- **STATED GOAL**:
Go through the entries below and collect each line with the string "ylabel" in it.

>> START SOURCE DATA

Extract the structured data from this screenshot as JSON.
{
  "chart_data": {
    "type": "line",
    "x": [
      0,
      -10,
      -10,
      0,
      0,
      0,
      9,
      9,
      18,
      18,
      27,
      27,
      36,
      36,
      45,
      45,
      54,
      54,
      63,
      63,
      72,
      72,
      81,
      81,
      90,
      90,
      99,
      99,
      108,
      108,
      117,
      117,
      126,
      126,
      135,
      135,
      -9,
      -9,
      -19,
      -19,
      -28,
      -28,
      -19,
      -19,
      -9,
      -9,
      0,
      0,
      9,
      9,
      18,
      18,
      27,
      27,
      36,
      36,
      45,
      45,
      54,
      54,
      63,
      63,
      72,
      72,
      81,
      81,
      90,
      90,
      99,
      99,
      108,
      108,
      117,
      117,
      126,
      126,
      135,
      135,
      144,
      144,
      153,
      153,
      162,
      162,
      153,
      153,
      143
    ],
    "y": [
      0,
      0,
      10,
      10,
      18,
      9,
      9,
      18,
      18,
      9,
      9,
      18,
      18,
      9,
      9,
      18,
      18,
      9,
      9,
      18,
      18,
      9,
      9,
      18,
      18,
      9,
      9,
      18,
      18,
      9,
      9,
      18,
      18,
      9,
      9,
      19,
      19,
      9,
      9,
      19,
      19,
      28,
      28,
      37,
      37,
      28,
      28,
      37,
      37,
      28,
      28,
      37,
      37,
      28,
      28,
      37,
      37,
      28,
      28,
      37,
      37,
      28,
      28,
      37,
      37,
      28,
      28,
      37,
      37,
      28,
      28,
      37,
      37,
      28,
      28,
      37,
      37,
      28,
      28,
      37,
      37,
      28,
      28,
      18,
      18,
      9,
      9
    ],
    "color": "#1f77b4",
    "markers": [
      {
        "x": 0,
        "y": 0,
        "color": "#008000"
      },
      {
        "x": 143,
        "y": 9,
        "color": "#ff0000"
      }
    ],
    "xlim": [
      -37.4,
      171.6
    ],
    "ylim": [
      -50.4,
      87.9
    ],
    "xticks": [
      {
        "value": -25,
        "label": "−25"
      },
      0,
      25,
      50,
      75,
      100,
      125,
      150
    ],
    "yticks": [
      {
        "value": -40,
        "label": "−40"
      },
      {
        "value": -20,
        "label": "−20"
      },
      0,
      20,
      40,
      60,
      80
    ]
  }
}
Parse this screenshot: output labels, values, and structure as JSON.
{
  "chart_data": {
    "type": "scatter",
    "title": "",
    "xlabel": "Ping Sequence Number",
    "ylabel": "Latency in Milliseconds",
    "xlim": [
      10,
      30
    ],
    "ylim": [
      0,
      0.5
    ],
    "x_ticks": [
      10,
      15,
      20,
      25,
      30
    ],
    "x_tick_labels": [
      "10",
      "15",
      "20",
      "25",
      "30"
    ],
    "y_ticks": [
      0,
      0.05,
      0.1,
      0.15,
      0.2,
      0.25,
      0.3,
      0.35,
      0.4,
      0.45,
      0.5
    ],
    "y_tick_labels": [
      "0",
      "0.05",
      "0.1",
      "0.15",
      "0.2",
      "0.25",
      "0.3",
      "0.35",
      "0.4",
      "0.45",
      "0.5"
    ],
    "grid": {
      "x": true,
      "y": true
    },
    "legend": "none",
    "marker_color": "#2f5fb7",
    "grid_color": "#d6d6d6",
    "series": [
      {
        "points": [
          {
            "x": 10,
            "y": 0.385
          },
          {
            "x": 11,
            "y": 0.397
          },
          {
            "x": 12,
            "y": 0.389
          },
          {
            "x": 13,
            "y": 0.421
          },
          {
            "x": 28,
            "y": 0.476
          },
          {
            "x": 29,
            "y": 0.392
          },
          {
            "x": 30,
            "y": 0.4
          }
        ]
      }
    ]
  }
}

>> END SOURCE DATA
>> START SOURCE DATA

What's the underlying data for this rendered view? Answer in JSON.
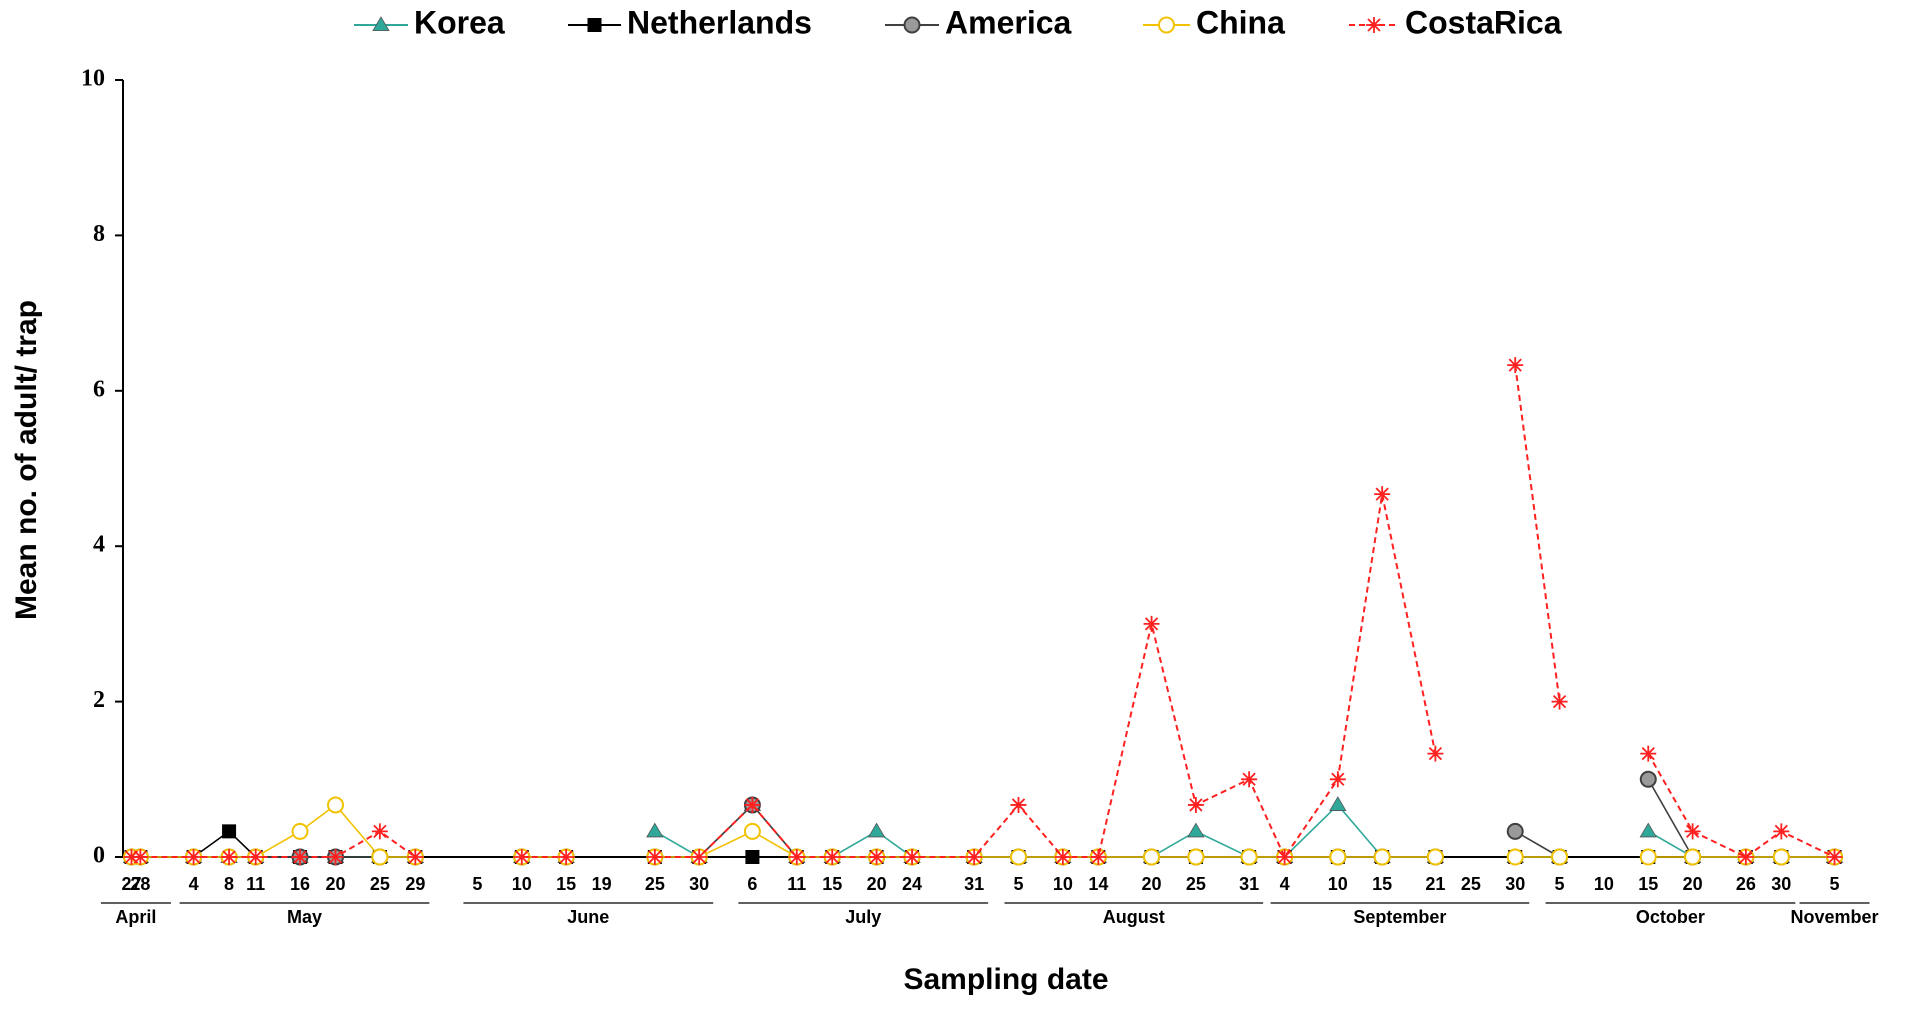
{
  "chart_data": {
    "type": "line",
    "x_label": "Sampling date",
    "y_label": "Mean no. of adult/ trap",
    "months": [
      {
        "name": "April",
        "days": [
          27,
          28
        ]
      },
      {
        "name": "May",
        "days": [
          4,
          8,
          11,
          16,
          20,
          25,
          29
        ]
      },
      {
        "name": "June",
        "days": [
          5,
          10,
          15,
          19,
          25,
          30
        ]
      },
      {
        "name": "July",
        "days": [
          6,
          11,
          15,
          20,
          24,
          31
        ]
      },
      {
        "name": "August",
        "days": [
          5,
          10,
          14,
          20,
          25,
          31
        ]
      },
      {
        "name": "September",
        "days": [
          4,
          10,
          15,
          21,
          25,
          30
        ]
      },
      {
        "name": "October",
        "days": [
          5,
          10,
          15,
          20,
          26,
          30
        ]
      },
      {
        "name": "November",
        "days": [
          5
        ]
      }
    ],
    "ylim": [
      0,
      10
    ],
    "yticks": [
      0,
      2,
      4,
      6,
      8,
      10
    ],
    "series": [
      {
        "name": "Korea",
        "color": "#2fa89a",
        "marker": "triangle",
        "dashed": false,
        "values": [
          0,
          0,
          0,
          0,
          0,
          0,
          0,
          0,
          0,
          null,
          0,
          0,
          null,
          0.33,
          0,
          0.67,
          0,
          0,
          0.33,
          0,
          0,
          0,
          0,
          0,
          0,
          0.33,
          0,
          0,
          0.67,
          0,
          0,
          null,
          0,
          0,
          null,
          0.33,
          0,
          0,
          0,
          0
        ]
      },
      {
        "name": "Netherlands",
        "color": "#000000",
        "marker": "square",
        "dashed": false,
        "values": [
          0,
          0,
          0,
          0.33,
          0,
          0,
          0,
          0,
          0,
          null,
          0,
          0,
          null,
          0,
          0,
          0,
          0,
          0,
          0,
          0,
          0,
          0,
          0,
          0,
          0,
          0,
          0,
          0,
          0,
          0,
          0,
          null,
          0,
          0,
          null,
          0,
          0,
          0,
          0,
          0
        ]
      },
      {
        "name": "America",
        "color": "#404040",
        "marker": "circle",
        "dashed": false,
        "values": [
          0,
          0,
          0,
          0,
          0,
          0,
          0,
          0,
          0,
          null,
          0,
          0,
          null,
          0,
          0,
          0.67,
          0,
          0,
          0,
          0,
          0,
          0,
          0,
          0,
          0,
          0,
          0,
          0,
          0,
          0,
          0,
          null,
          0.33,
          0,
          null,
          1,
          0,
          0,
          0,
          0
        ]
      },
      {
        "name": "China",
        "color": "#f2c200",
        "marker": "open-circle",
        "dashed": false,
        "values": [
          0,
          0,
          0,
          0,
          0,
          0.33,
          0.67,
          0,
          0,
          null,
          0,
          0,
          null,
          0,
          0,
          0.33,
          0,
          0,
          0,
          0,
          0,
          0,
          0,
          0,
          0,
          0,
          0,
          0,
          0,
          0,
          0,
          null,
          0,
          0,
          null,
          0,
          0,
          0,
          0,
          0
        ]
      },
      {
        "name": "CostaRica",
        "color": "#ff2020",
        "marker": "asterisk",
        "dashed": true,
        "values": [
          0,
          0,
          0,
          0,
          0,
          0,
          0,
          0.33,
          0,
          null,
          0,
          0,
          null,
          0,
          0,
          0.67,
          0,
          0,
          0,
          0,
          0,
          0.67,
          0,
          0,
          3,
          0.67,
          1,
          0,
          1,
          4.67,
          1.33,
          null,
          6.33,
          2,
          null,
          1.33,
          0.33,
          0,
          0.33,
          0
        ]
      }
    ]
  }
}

>> END SOURCE DATA
>> START SOURCE DATA

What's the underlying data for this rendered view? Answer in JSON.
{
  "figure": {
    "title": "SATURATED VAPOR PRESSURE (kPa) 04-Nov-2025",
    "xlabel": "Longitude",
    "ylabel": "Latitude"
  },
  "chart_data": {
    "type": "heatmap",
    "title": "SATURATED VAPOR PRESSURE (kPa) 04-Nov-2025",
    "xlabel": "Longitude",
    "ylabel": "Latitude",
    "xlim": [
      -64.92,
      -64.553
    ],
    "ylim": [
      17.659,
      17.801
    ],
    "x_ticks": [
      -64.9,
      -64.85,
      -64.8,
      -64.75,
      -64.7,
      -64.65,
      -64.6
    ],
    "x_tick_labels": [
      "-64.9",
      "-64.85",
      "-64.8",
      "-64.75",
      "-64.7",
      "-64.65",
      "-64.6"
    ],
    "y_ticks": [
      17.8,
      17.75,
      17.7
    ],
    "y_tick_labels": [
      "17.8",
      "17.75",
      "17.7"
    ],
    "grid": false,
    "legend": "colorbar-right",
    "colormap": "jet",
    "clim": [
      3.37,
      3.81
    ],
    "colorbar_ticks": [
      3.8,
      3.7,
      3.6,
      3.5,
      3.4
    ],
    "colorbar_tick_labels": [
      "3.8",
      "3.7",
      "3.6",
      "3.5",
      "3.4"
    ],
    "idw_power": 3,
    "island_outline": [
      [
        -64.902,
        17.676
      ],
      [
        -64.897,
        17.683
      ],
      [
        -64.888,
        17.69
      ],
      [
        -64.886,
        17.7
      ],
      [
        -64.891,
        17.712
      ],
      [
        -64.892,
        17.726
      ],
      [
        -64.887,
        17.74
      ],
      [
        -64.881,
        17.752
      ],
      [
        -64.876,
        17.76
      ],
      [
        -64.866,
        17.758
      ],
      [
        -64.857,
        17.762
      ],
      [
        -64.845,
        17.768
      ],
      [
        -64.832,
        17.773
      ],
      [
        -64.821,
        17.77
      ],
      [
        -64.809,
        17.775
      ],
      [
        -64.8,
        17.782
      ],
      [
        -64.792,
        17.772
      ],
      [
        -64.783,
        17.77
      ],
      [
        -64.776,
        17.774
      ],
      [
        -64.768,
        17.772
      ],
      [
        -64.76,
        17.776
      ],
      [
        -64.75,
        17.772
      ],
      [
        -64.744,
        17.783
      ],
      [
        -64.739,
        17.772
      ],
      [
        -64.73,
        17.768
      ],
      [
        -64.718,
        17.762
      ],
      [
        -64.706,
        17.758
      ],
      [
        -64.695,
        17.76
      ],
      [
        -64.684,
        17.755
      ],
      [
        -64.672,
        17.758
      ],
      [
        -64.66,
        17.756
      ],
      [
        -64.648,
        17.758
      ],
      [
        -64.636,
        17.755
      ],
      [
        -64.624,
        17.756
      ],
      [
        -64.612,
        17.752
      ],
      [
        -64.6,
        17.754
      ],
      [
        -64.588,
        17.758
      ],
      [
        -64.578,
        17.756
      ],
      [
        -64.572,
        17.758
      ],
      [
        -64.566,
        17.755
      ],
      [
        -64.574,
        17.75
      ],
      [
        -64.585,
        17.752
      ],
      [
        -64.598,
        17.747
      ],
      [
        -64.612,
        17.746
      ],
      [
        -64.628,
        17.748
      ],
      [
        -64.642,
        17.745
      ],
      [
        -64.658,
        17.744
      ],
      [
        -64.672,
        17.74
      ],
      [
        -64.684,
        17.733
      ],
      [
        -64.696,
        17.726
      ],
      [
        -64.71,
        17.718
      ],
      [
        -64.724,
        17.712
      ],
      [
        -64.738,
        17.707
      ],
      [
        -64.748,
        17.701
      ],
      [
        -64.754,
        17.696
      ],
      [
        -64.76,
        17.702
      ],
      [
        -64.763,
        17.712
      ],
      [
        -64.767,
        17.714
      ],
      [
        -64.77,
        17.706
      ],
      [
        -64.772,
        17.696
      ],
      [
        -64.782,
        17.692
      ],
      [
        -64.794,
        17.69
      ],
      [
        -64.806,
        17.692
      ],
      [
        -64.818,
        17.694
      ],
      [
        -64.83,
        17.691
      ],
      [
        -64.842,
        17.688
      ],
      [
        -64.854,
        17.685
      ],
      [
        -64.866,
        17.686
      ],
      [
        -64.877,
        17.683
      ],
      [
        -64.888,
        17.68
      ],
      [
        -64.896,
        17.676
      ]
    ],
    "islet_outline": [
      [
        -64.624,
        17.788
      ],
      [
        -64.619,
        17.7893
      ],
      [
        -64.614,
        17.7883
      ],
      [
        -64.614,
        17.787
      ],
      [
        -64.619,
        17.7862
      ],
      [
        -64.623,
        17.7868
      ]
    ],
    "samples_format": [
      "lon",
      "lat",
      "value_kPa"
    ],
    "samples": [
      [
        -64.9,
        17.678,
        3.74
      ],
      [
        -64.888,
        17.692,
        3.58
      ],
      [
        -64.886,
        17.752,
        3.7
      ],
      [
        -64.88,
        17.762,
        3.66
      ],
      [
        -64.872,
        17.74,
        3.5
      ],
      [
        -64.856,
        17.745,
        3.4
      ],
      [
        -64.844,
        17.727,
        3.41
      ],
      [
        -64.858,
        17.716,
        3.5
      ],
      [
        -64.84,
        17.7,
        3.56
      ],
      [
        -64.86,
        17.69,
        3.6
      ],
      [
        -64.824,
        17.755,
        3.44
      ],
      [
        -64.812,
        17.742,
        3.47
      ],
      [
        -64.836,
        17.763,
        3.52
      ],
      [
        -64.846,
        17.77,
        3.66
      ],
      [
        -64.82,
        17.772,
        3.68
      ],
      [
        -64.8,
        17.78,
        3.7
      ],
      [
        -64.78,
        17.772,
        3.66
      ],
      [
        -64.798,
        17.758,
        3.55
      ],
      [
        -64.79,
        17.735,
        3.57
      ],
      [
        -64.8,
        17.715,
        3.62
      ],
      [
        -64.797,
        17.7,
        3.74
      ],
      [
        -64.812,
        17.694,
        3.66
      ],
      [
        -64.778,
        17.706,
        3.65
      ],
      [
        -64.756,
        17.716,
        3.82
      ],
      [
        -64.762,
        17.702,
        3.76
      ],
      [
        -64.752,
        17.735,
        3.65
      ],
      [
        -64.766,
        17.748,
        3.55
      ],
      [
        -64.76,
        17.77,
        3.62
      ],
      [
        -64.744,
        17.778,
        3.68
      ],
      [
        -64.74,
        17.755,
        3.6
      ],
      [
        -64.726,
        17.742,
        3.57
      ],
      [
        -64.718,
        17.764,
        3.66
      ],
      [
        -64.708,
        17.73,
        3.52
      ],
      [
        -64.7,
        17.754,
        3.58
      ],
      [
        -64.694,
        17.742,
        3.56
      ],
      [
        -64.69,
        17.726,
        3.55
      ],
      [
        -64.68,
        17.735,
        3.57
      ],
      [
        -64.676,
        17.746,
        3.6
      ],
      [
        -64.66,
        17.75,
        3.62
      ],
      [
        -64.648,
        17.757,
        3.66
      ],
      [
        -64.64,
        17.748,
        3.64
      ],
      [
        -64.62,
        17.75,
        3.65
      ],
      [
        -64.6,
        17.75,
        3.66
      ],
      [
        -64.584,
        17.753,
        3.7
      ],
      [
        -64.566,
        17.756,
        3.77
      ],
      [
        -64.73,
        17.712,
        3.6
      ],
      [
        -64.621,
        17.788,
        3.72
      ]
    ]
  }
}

>> END SOURCE DATA

- **OUTPUT BELOW**:
    "ylabel": "Latency in Milliseconds",
    "ylabel": "Latitude"
    "ylabel": "Latitude",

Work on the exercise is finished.